Find each line containing the string "good" and return it.

"""

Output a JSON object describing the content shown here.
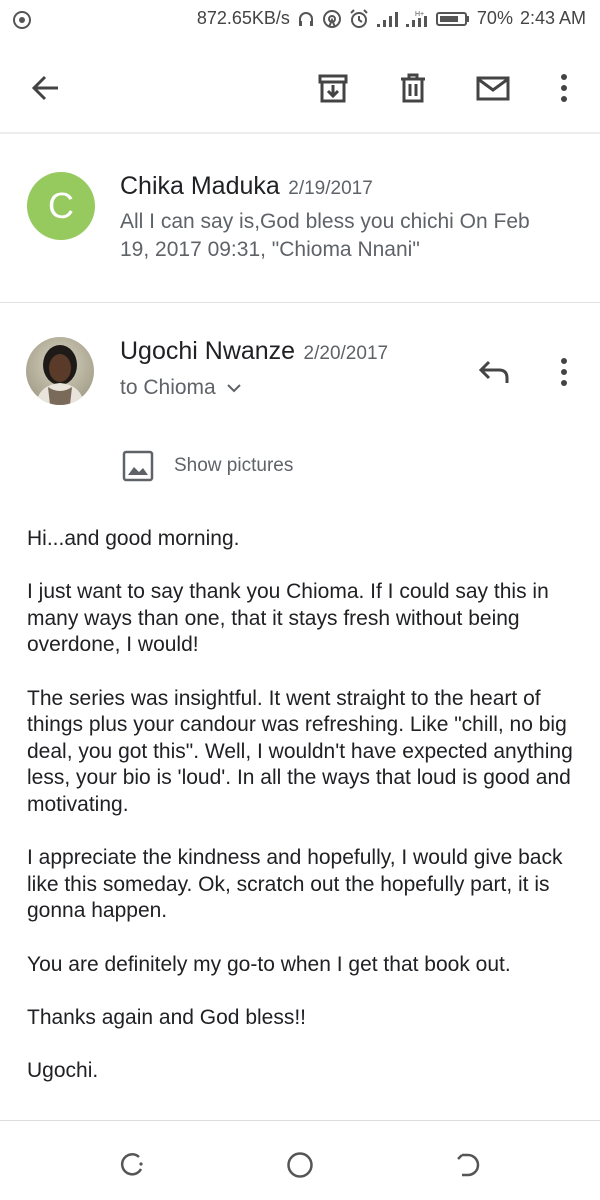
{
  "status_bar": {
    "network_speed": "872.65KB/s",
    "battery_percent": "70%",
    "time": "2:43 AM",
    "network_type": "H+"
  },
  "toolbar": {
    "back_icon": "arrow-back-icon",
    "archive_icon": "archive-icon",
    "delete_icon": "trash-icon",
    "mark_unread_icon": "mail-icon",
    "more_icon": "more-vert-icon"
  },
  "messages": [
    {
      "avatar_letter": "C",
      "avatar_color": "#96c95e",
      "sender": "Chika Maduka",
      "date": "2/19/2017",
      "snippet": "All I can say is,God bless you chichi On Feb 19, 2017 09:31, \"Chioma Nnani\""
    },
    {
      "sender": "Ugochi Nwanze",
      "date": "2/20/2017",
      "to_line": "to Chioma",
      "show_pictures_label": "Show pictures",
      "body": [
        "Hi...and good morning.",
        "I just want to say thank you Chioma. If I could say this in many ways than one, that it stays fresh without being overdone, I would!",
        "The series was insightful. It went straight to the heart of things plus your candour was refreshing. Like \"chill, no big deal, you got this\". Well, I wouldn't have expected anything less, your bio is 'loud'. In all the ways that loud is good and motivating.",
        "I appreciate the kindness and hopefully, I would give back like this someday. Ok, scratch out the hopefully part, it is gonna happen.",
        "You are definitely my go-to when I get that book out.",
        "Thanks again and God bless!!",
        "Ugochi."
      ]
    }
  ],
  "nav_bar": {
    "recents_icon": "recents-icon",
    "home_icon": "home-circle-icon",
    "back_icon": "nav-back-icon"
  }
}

"""
"""

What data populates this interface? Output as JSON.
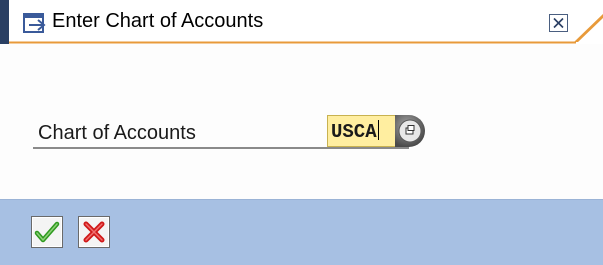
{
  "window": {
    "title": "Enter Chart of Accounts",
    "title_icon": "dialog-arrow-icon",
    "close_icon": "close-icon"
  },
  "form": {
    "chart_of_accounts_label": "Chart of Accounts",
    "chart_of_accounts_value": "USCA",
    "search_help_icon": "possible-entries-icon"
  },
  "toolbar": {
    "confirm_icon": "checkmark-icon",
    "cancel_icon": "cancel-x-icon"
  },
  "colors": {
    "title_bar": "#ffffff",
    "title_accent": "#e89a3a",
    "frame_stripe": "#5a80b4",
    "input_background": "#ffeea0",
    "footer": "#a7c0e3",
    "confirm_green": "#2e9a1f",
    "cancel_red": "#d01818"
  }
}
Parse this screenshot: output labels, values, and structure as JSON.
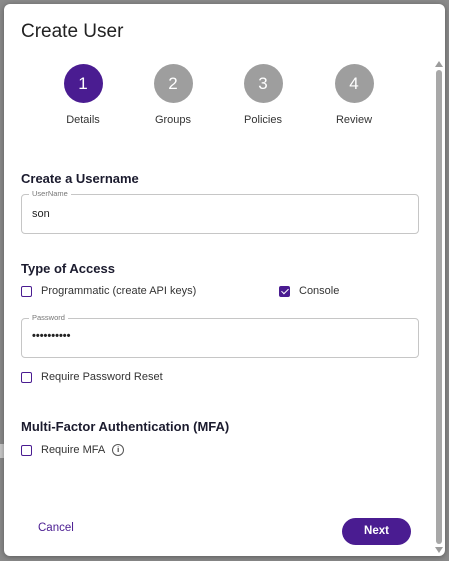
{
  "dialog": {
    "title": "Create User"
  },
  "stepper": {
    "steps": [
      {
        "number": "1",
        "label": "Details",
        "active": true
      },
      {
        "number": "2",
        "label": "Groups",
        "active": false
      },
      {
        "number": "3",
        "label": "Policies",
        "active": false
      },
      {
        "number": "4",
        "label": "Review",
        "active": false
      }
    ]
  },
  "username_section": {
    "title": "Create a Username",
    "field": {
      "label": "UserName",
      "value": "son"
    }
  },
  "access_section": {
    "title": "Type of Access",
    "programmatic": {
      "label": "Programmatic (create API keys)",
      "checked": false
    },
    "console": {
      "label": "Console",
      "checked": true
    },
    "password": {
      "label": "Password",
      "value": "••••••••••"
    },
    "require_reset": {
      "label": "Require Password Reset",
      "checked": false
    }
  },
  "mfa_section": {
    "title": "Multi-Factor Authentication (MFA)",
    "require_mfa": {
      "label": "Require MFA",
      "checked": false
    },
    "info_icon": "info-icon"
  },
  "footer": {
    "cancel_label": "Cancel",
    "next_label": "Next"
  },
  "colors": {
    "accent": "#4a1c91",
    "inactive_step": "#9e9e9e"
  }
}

"""

# [Response]
        "Hi...and good morning.",
        "The series was insightful. It went straight to the heart of things plus your candour was refreshing. Like \"chill, no big deal, you got this\". Well, I wouldn't have expected anything less, your bio is 'loud'. In all the ways that loud is good and motivating.",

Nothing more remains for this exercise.